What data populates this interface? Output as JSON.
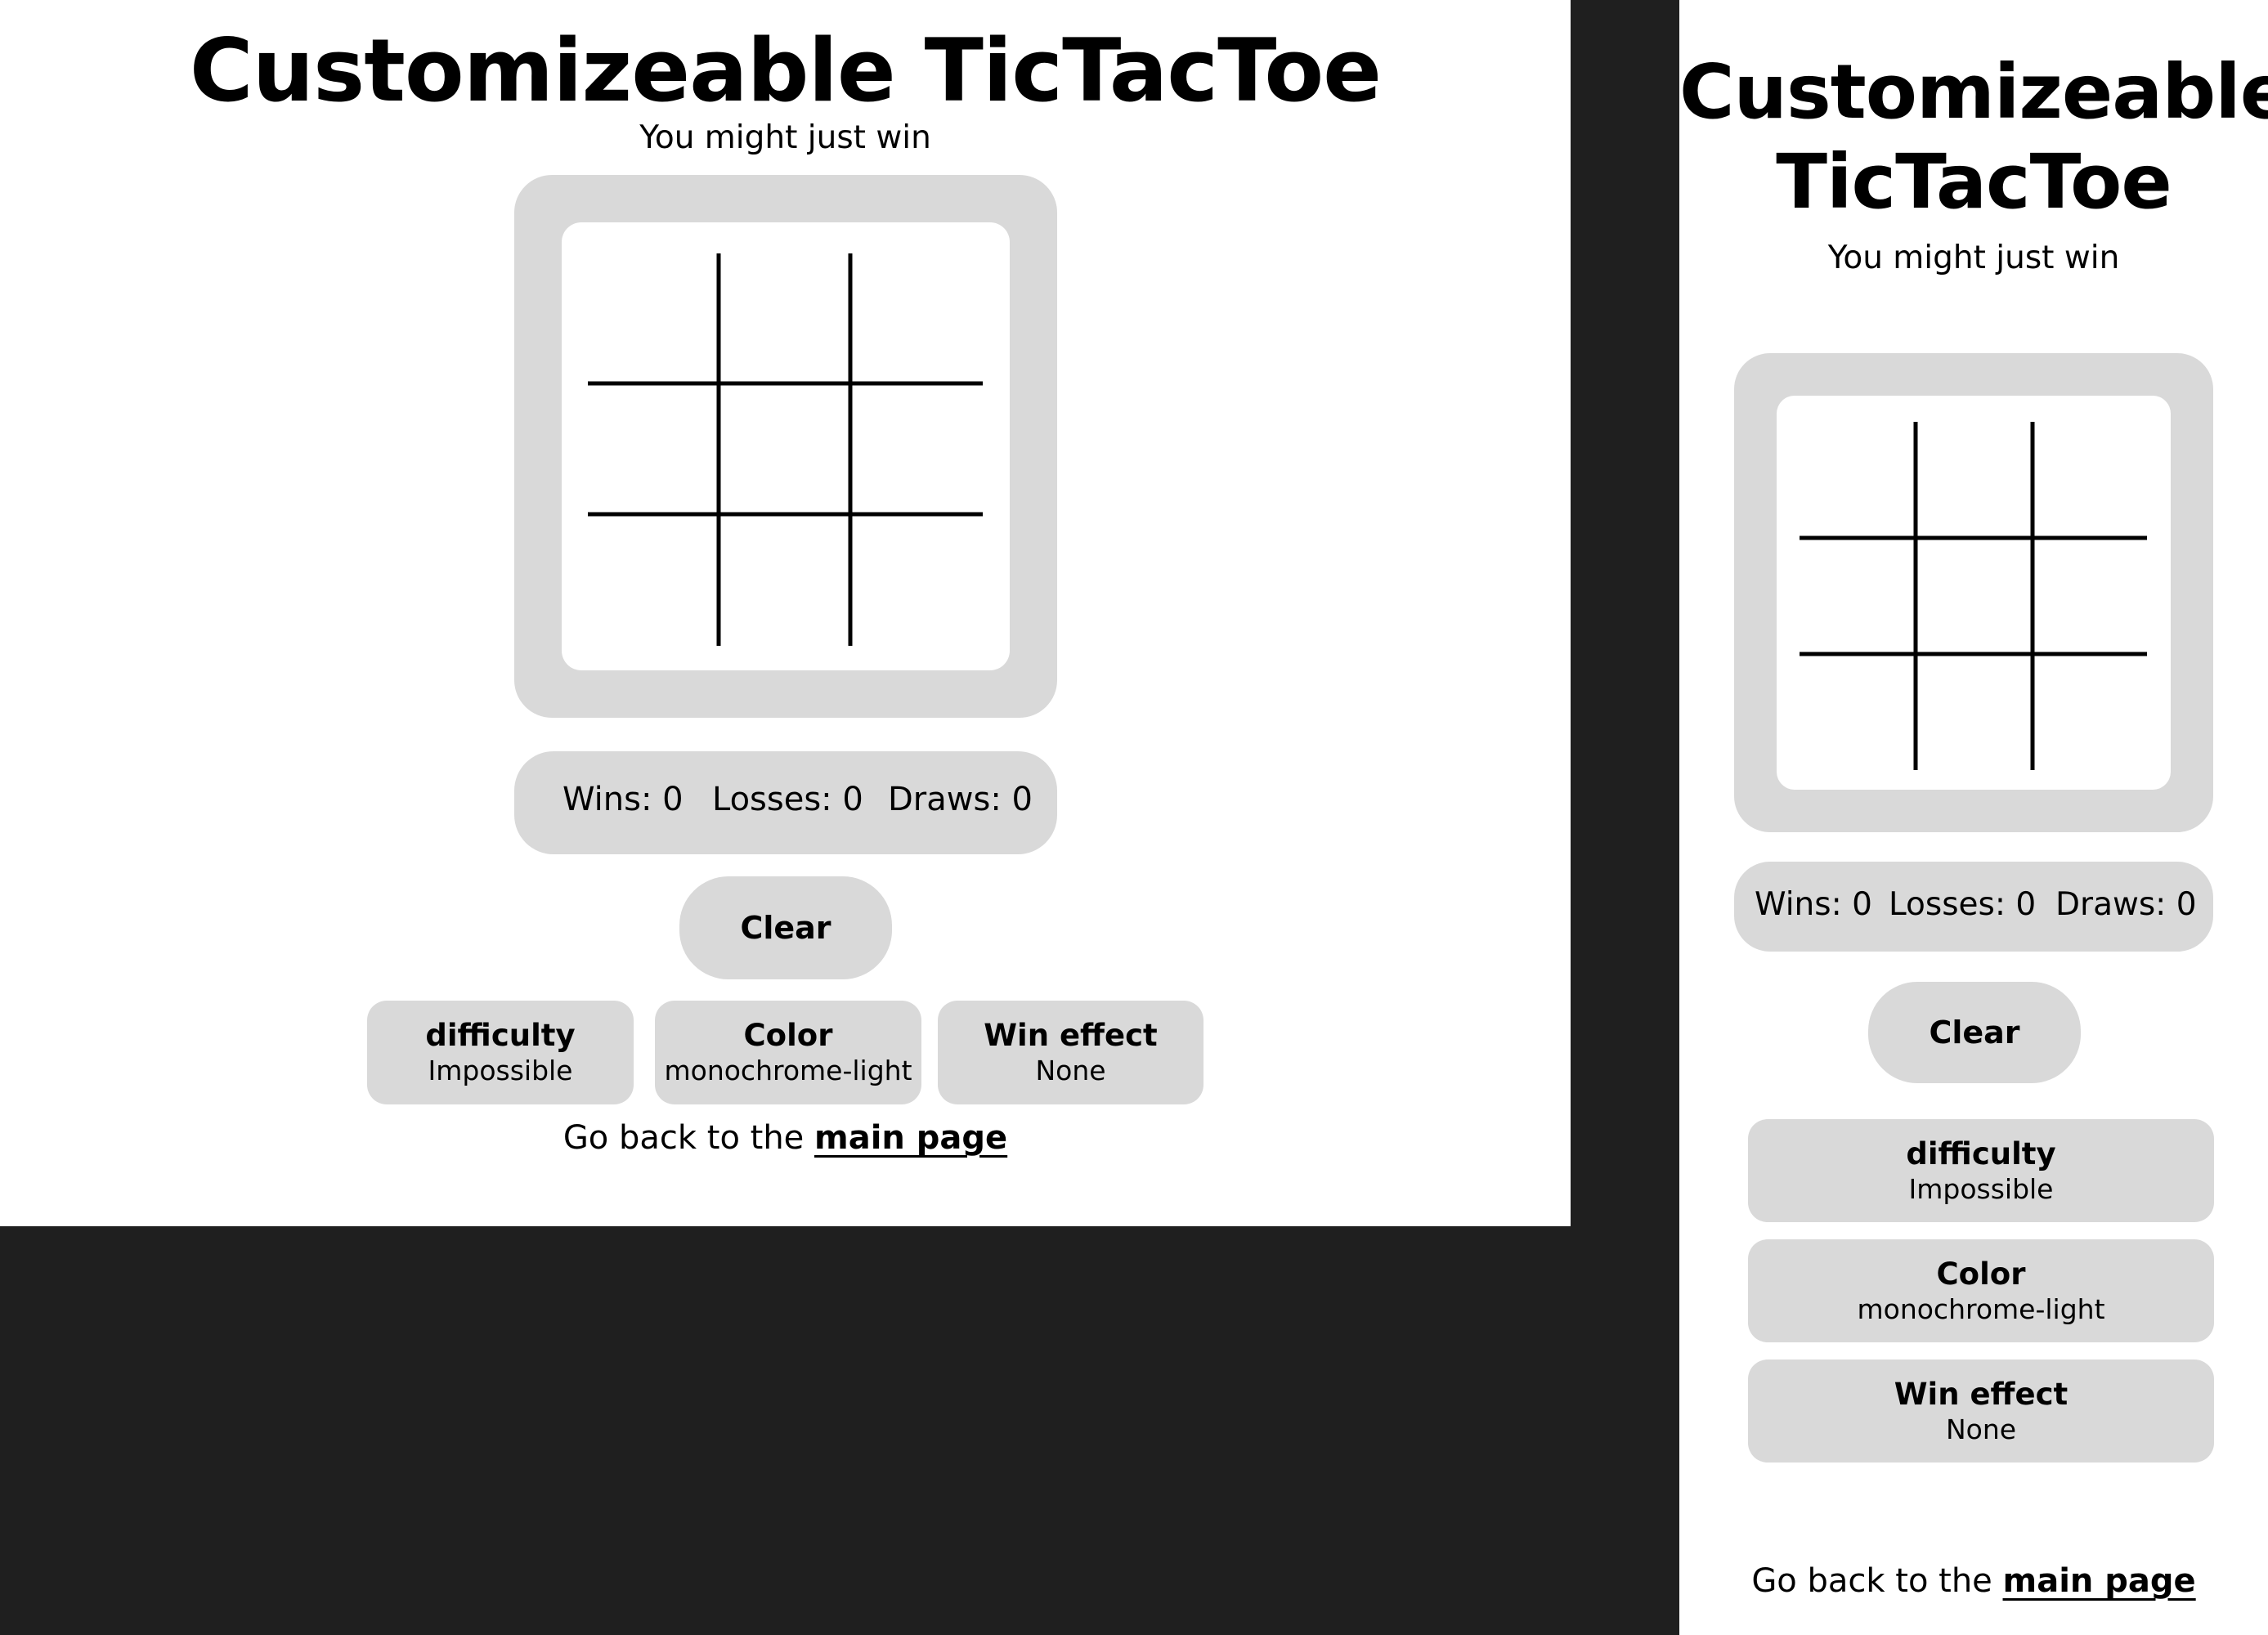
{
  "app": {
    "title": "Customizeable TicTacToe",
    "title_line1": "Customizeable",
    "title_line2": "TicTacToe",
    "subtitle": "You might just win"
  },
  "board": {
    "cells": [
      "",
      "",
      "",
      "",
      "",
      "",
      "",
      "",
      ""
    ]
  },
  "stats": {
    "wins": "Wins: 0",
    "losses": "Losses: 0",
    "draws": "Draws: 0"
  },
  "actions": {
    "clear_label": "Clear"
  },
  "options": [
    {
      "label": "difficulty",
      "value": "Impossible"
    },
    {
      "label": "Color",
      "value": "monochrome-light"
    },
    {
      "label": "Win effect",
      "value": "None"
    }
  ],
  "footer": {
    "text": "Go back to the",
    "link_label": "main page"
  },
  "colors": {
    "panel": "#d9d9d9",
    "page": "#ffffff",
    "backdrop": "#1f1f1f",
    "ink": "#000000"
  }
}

## Instructions for the task
Could you repeat all of the material exactly? Pictures should not be copied.

## Finished answer
What data populates this interface? Output as JSON.
{
  "app": {
    "title": "Customizeable TicTacToe",
    "title_line1": "Customizeable",
    "title_line2": "TicTacToe",
    "subtitle": "You might just win"
  },
  "board": {
    "cells": [
      "",
      "",
      "",
      "",
      "",
      "",
      "",
      "",
      ""
    ]
  },
  "stats": {
    "wins": "Wins: 0",
    "losses": "Losses: 0",
    "draws": "Draws: 0"
  },
  "actions": {
    "clear_label": "Clear"
  },
  "options": [
    {
      "label": "difficulty",
      "value": "Impossible"
    },
    {
      "label": "Color",
      "value": "monochrome-light"
    },
    {
      "label": "Win effect",
      "value": "None"
    }
  ],
  "footer": {
    "text": "Go back to the",
    "link_label": "main page"
  },
  "colors": {
    "panel": "#d9d9d9",
    "page": "#ffffff",
    "backdrop": "#1f1f1f",
    "ink": "#000000"
  }
}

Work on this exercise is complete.